Aim of the exercise | For the listing below, give the count of lines containing the string "page" and nothing else.

Listed entries |
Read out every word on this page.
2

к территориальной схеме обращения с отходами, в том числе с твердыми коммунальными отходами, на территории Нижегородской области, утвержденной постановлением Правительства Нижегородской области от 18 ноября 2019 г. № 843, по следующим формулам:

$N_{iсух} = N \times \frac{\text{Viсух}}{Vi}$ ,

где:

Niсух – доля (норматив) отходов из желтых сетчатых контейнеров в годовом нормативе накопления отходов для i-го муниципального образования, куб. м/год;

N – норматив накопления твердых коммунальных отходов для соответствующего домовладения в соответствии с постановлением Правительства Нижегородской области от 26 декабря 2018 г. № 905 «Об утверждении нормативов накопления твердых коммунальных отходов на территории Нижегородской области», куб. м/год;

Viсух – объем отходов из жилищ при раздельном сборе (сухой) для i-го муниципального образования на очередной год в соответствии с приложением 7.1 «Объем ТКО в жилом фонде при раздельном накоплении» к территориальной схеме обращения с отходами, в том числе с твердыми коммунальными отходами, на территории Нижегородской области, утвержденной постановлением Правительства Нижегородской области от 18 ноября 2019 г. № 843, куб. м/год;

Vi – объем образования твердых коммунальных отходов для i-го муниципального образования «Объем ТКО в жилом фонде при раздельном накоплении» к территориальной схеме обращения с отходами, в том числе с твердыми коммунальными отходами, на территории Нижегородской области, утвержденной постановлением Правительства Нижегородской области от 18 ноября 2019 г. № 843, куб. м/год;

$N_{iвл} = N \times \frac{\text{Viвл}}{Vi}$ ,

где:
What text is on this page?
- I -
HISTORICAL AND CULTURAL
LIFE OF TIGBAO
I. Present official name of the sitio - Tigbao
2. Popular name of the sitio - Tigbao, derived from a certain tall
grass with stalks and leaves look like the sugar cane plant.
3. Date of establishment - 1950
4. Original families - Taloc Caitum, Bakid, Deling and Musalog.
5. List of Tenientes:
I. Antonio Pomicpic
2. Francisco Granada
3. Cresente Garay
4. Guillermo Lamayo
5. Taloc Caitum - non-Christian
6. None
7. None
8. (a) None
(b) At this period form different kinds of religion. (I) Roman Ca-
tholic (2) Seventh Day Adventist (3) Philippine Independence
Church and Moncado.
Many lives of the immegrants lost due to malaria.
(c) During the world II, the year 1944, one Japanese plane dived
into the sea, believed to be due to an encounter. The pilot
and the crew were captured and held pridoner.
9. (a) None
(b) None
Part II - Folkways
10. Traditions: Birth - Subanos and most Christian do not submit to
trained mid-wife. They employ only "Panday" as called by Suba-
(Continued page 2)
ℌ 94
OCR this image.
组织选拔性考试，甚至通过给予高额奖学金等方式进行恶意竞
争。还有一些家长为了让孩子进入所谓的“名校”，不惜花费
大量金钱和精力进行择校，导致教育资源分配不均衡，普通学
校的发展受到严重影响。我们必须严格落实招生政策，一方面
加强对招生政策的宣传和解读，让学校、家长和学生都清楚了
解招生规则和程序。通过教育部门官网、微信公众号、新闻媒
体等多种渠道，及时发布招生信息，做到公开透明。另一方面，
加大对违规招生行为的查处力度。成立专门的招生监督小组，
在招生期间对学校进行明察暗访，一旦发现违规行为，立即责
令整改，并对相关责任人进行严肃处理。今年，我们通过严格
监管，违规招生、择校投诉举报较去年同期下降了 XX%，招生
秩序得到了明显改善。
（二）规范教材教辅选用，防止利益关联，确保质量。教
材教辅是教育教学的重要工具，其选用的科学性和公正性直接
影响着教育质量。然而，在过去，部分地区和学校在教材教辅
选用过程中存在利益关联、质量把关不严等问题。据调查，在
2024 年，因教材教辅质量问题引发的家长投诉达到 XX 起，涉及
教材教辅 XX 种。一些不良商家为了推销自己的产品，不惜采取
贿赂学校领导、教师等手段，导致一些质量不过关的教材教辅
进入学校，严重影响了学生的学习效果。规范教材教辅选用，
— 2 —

Written reply | 3